◆ GOAL OF THE EXERCISE ◆
Below are records to repeat exactly. Omit the pictures from the copy.

** start DATA FOR THIS TASK **

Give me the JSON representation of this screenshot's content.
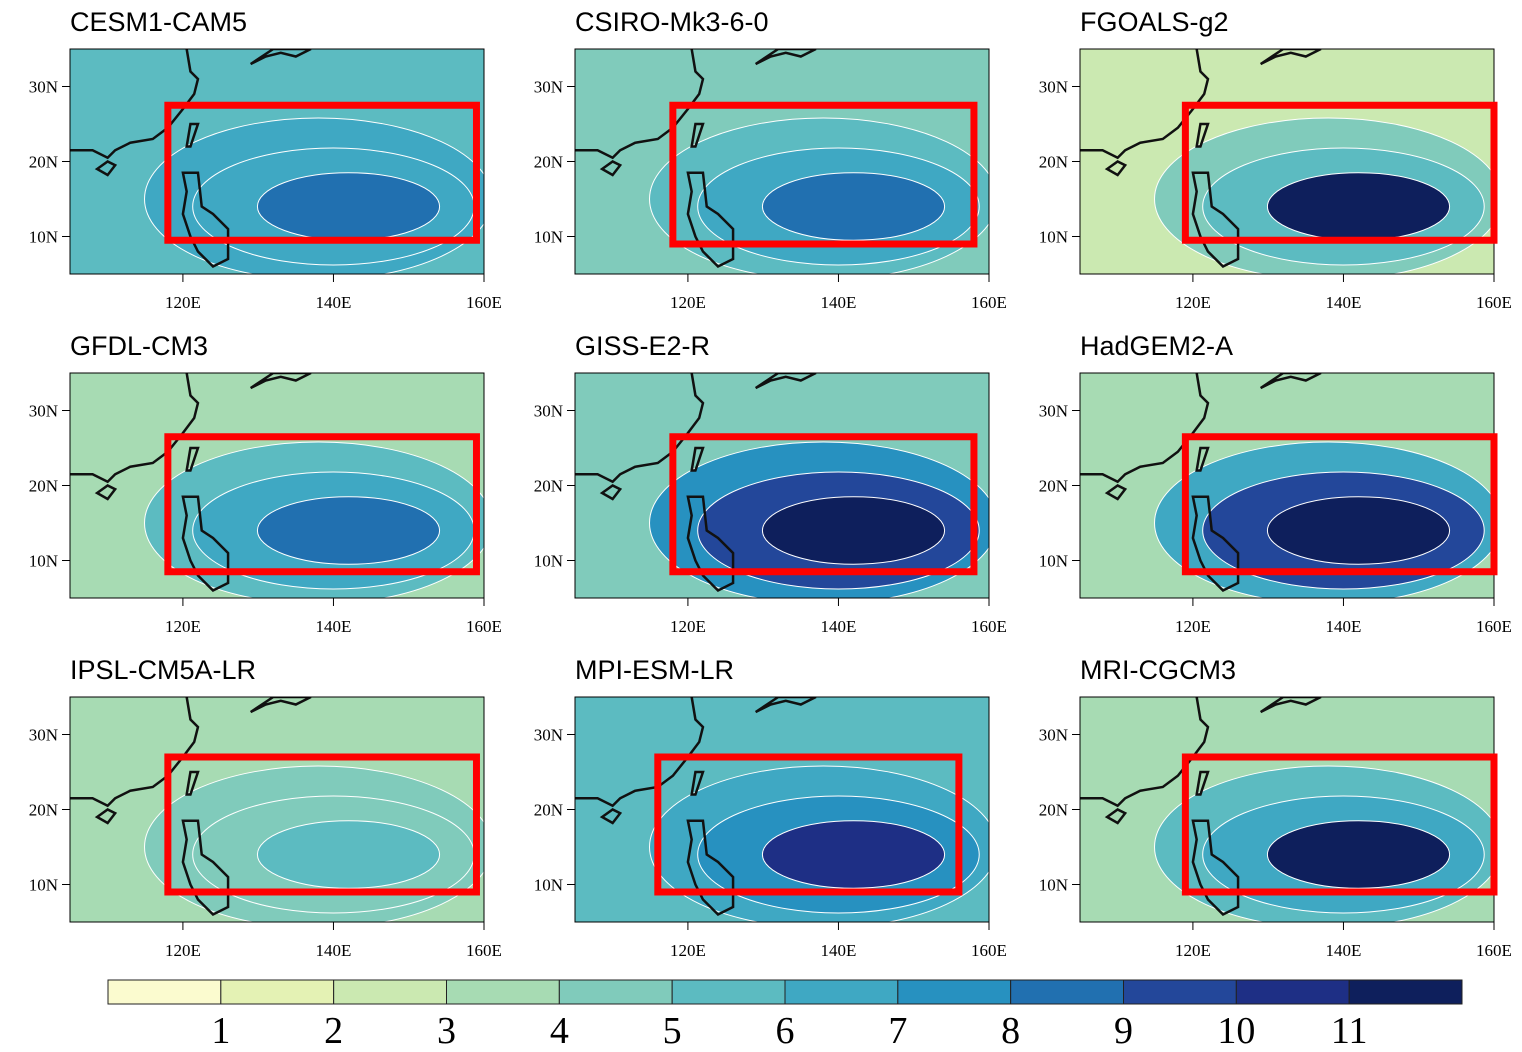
{
  "panels": [
    {
      "title": "CESM1-CAM5",
      "box": [
        118,
        159,
        9.5,
        27.5
      ]
    },
    {
      "title": "CSIRO-Mk3-6-0",
      "box": [
        118,
        158,
        9,
        27.5
      ]
    },
    {
      "title": "FGOALS-g2",
      "box": [
        119,
        160,
        9.5,
        27.5
      ]
    },
    {
      "title": "GFDL-CM3",
      "box": [
        118,
        159,
        8.5,
        26.5
      ]
    },
    {
      "title": "GISS-E2-R",
      "box": [
        118,
        158,
        8.5,
        26.5
      ]
    },
    {
      "title": "HadGEM2-A",
      "box": [
        119,
        160,
        8.5,
        26.5
      ]
    },
    {
      "title": "IPSL-CM5A-LR",
      "box": [
        118,
        159,
        9,
        27
      ]
    },
    {
      "title": "MPI-ESM-LR",
      "box": [
        116,
        156,
        9,
        27
      ]
    },
    {
      "title": "MRI-CGCM3",
      "box": [
        119,
        160,
        9,
        27
      ]
    }
  ],
  "lon_range": [
    105,
    160
  ],
  "lat_range": [
    5,
    35
  ],
  "lon_ticks": [
    {
      "value": 120,
      "label": "120E"
    },
    {
      "value": 140,
      "label": "140E"
    },
    {
      "value": 160,
      "label": "160E"
    }
  ],
  "lat_ticks": [
    {
      "value": 10,
      "label": "10N"
    },
    {
      "value": 20,
      "label": "20N"
    },
    {
      "value": 30,
      "label": "30N"
    }
  ],
  "colorbar": {
    "levels": [
      1,
      2,
      3,
      4,
      5,
      6,
      7,
      8,
      9,
      10,
      11
    ],
    "colors": [
      "#fbfbcf",
      "#e4f2b4",
      "#cbe9b1",
      "#a7dbb3",
      "#80cbbb",
      "#5cbbc1",
      "#3fa8c3",
      "#2791c0",
      "#2170b0",
      "#23479a",
      "#1e2f85",
      "#0e1f5c"
    ]
  },
  "box_color": "#ff0000"
}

** end DATA FOR THIS TASK **

◆ ANSWER TO THE PROBLEM ◆
Give me the JSON representation of this screenshot's content.
{
  "panels": [
    {
      "title": "CESM1-CAM5",
      "box": [
        118,
        159,
        9.5,
        27.5
      ]
    },
    {
      "title": "CSIRO-Mk3-6-0",
      "box": [
        118,
        158,
        9,
        27.5
      ]
    },
    {
      "title": "FGOALS-g2",
      "box": [
        119,
        160,
        9.5,
        27.5
      ]
    },
    {
      "title": "GFDL-CM3",
      "box": [
        118,
        159,
        8.5,
        26.5
      ]
    },
    {
      "title": "GISS-E2-R",
      "box": [
        118,
        158,
        8.5,
        26.5
      ]
    },
    {
      "title": "HadGEM2-A",
      "box": [
        119,
        160,
        8.5,
        26.5
      ]
    },
    {
      "title": "IPSL-CM5A-LR",
      "box": [
        118,
        159,
        9,
        27
      ]
    },
    {
      "title": "MPI-ESM-LR",
      "box": [
        116,
        156,
        9,
        27
      ]
    },
    {
      "title": "MRI-CGCM3",
      "box": [
        119,
        160,
        9,
        27
      ]
    }
  ],
  "lon_range": [
    105,
    160
  ],
  "lat_range": [
    5,
    35
  ],
  "lon_ticks": [
    {
      "value": 120,
      "label": "120E"
    },
    {
      "value": 140,
      "label": "140E"
    },
    {
      "value": 160,
      "label": "160E"
    }
  ],
  "lat_ticks": [
    {
      "value": 10,
      "label": "10N"
    },
    {
      "value": 20,
      "label": "20N"
    },
    {
      "value": 30,
      "label": "30N"
    }
  ],
  "colorbar": {
    "levels": [
      1,
      2,
      3,
      4,
      5,
      6,
      7,
      8,
      9,
      10,
      11
    ],
    "colors": [
      "#fbfbcf",
      "#e4f2b4",
      "#cbe9b1",
      "#a7dbb3",
      "#80cbbb",
      "#5cbbc1",
      "#3fa8c3",
      "#2791c0",
      "#2170b0",
      "#23479a",
      "#1e2f85",
      "#0e1f5c"
    ]
  },
  "box_color": "#ff0000"
}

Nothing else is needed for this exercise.